__Working data__
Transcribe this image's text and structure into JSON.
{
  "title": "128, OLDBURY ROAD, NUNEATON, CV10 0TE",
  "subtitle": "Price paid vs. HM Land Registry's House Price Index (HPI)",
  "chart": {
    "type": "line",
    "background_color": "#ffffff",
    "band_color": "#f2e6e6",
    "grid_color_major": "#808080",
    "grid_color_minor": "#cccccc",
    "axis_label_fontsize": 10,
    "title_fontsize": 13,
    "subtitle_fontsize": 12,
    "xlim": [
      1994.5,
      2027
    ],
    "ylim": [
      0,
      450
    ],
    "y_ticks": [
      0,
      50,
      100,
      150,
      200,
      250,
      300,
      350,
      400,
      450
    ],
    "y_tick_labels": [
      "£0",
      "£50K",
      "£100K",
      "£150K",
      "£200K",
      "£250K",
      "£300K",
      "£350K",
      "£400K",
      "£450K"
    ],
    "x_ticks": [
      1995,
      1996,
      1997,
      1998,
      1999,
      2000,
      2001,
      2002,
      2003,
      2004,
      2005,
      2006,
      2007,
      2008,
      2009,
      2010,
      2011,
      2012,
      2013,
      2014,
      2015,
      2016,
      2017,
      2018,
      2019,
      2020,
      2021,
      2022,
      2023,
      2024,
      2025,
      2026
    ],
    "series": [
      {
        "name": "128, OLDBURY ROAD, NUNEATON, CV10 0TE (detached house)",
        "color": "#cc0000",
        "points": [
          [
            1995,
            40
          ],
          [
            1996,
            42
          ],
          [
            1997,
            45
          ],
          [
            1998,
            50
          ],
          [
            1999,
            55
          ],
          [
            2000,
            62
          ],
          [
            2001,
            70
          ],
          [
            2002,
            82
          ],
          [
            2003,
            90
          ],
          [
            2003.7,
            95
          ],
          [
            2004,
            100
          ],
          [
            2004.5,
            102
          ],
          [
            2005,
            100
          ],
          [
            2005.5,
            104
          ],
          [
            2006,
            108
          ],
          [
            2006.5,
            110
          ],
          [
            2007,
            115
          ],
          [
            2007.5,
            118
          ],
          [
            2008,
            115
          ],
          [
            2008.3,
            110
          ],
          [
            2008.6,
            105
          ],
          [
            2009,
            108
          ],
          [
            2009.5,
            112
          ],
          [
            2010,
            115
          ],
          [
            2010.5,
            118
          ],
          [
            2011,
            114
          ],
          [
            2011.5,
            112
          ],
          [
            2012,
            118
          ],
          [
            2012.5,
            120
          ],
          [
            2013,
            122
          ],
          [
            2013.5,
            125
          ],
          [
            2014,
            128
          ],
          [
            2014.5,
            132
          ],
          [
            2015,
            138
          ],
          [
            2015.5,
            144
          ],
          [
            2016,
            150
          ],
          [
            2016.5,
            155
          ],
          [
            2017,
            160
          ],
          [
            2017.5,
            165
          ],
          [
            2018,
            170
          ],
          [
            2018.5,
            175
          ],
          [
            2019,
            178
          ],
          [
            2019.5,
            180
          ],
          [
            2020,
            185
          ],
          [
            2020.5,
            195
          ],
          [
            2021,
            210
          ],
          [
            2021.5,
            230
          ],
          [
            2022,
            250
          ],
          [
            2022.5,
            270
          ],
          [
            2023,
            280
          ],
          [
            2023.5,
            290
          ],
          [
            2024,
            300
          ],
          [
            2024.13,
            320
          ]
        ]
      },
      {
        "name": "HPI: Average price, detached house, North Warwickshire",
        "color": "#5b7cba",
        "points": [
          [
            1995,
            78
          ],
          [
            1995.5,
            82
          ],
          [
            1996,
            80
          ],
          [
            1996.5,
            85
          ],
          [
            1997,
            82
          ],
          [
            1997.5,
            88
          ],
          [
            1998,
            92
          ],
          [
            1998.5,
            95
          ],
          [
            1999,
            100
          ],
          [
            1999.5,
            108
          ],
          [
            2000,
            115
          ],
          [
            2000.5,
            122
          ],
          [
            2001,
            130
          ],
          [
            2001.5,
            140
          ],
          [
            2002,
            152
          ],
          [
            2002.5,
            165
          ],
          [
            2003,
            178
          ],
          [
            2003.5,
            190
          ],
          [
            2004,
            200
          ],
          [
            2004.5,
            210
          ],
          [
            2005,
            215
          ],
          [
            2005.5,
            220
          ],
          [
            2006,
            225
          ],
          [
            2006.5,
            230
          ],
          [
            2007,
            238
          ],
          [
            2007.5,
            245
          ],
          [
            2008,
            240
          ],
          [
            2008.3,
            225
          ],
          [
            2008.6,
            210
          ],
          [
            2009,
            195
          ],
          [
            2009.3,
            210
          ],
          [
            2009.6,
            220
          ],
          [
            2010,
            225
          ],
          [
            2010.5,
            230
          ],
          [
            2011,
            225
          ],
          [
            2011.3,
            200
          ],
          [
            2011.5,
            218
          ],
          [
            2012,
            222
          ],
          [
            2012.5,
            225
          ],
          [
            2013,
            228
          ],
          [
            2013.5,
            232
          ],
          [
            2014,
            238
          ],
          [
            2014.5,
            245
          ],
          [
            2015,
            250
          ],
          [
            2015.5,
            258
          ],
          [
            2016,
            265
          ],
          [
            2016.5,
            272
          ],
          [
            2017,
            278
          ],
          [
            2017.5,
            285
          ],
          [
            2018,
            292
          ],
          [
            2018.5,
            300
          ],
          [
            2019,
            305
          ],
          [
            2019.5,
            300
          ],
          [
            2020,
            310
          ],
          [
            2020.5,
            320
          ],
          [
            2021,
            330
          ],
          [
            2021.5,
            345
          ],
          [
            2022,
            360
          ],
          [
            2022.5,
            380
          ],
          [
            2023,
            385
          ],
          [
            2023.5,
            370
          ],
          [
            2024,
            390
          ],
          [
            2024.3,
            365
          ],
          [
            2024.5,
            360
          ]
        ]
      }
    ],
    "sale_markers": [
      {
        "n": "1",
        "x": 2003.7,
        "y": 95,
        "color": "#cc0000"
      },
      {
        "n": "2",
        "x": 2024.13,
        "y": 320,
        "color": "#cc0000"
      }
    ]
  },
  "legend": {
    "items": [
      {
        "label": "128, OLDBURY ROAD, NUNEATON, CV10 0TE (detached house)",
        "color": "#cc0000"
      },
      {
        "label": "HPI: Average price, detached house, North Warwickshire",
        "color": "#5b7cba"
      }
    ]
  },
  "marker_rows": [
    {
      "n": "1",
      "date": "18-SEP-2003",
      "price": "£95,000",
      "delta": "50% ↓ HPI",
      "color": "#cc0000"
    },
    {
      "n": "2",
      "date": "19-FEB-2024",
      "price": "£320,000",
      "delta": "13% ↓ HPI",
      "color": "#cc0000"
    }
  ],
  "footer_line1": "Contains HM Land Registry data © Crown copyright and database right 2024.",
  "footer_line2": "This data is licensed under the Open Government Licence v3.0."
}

__Directions__
Transcribe each entry exactly.

__Answer for the task__
Transcribe this image's text and structure into JSON.
{
  "title": "128, OLDBURY ROAD, NUNEATON, CV10 0TE",
  "subtitle": "Price paid vs. HM Land Registry's House Price Index (HPI)",
  "chart": {
    "type": "line",
    "background_color": "#ffffff",
    "band_color": "#f2e6e6",
    "grid_color_major": "#808080",
    "grid_color_minor": "#cccccc",
    "axis_label_fontsize": 10,
    "title_fontsize": 13,
    "subtitle_fontsize": 12,
    "xlim": [
      1994.5,
      2027
    ],
    "ylim": [
      0,
      450
    ],
    "y_ticks": [
      0,
      50,
      100,
      150,
      200,
      250,
      300,
      350,
      400,
      450
    ],
    "y_tick_labels": [
      "£0",
      "£50K",
      "£100K",
      "£150K",
      "£200K",
      "£250K",
      "£300K",
      "£350K",
      "£400K",
      "£450K"
    ],
    "x_ticks": [
      1995,
      1996,
      1997,
      1998,
      1999,
      2000,
      2001,
      2002,
      2003,
      2004,
      2005,
      2006,
      2007,
      2008,
      2009,
      2010,
      2011,
      2012,
      2013,
      2014,
      2015,
      2016,
      2017,
      2018,
      2019,
      2020,
      2021,
      2022,
      2023,
      2024,
      2025,
      2026
    ],
    "series": [
      {
        "name": "128, OLDBURY ROAD, NUNEATON, CV10 0TE (detached house)",
        "color": "#cc0000",
        "points": [
          [
            1995,
            40
          ],
          [
            1996,
            42
          ],
          [
            1997,
            45
          ],
          [
            1998,
            50
          ],
          [
            1999,
            55
          ],
          [
            2000,
            62
          ],
          [
            2001,
            70
          ],
          [
            2002,
            82
          ],
          [
            2003,
            90
          ],
          [
            2003.7,
            95
          ],
          [
            2004,
            100
          ],
          [
            2004.5,
            102
          ],
          [
            2005,
            100
          ],
          [
            2005.5,
            104
          ],
          [
            2006,
            108
          ],
          [
            2006.5,
            110
          ],
          [
            2007,
            115
          ],
          [
            2007.5,
            118
          ],
          [
            2008,
            115
          ],
          [
            2008.3,
            110
          ],
          [
            2008.6,
            105
          ],
          [
            2009,
            108
          ],
          [
            2009.5,
            112
          ],
          [
            2010,
            115
          ],
          [
            2010.5,
            118
          ],
          [
            2011,
            114
          ],
          [
            2011.5,
            112
          ],
          [
            2012,
            118
          ],
          [
            2012.5,
            120
          ],
          [
            2013,
            122
          ],
          [
            2013.5,
            125
          ],
          [
            2014,
            128
          ],
          [
            2014.5,
            132
          ],
          [
            2015,
            138
          ],
          [
            2015.5,
            144
          ],
          [
            2016,
            150
          ],
          [
            2016.5,
            155
          ],
          [
            2017,
            160
          ],
          [
            2017.5,
            165
          ],
          [
            2018,
            170
          ],
          [
            2018.5,
            175
          ],
          [
            2019,
            178
          ],
          [
            2019.5,
            180
          ],
          [
            2020,
            185
          ],
          [
            2020.5,
            195
          ],
          [
            2021,
            210
          ],
          [
            2021.5,
            230
          ],
          [
            2022,
            250
          ],
          [
            2022.5,
            270
          ],
          [
            2023,
            280
          ],
          [
            2023.5,
            290
          ],
          [
            2024,
            300
          ],
          [
            2024.13,
            320
          ]
        ]
      },
      {
        "name": "HPI: Average price, detached house, North Warwickshire",
        "color": "#5b7cba",
        "points": [
          [
            1995,
            78
          ],
          [
            1995.5,
            82
          ],
          [
            1996,
            80
          ],
          [
            1996.5,
            85
          ],
          [
            1997,
            82
          ],
          [
            1997.5,
            88
          ],
          [
            1998,
            92
          ],
          [
            1998.5,
            95
          ],
          [
            1999,
            100
          ],
          [
            1999.5,
            108
          ],
          [
            2000,
            115
          ],
          [
            2000.5,
            122
          ],
          [
            2001,
            130
          ],
          [
            2001.5,
            140
          ],
          [
            2002,
            152
          ],
          [
            2002.5,
            165
          ],
          [
            2003,
            178
          ],
          [
            2003.5,
            190
          ],
          [
            2004,
            200
          ],
          [
            2004.5,
            210
          ],
          [
            2005,
            215
          ],
          [
            2005.5,
            220
          ],
          [
            2006,
            225
          ],
          [
            2006.5,
            230
          ],
          [
            2007,
            238
          ],
          [
            2007.5,
            245
          ],
          [
            2008,
            240
          ],
          [
            2008.3,
            225
          ],
          [
            2008.6,
            210
          ],
          [
            2009,
            195
          ],
          [
            2009.3,
            210
          ],
          [
            2009.6,
            220
          ],
          [
            2010,
            225
          ],
          [
            2010.5,
            230
          ],
          [
            2011,
            225
          ],
          [
            2011.3,
            200
          ],
          [
            2011.5,
            218
          ],
          [
            2012,
            222
          ],
          [
            2012.5,
            225
          ],
          [
            2013,
            228
          ],
          [
            2013.5,
            232
          ],
          [
            2014,
            238
          ],
          [
            2014.5,
            245
          ],
          [
            2015,
            250
          ],
          [
            2015.5,
            258
          ],
          [
            2016,
            265
          ],
          [
            2016.5,
            272
          ],
          [
            2017,
            278
          ],
          [
            2017.5,
            285
          ],
          [
            2018,
            292
          ],
          [
            2018.5,
            300
          ],
          [
            2019,
            305
          ],
          [
            2019.5,
            300
          ],
          [
            2020,
            310
          ],
          [
            2020.5,
            320
          ],
          [
            2021,
            330
          ],
          [
            2021.5,
            345
          ],
          [
            2022,
            360
          ],
          [
            2022.5,
            380
          ],
          [
            2023,
            385
          ],
          [
            2023.5,
            370
          ],
          [
            2024,
            390
          ],
          [
            2024.3,
            365
          ],
          [
            2024.5,
            360
          ]
        ]
      }
    ],
    "sale_markers": [
      {
        "n": "1",
        "x": 2003.7,
        "y": 95,
        "color": "#cc0000"
      },
      {
        "n": "2",
        "x": 2024.13,
        "y": 320,
        "color": "#cc0000"
      }
    ]
  },
  "legend": {
    "items": [
      {
        "label": "128, OLDBURY ROAD, NUNEATON, CV10 0TE (detached house)",
        "color": "#cc0000"
      },
      {
        "label": "HPI: Average price, detached house, North Warwickshire",
        "color": "#5b7cba"
      }
    ]
  },
  "marker_rows": [
    {
      "n": "1",
      "date": "18-SEP-2003",
      "price": "£95,000",
      "delta": "50% ↓ HPI",
      "color": "#cc0000"
    },
    {
      "n": "2",
      "date": "19-FEB-2024",
      "price": "£320,000",
      "delta": "13% ↓ HPI",
      "color": "#cc0000"
    }
  ],
  "footer_line1": "Contains HM Land Registry data © Crown copyright and database right 2024.",
  "footer_line2": "This data is licensed under the Open Government Licence v3.0."
}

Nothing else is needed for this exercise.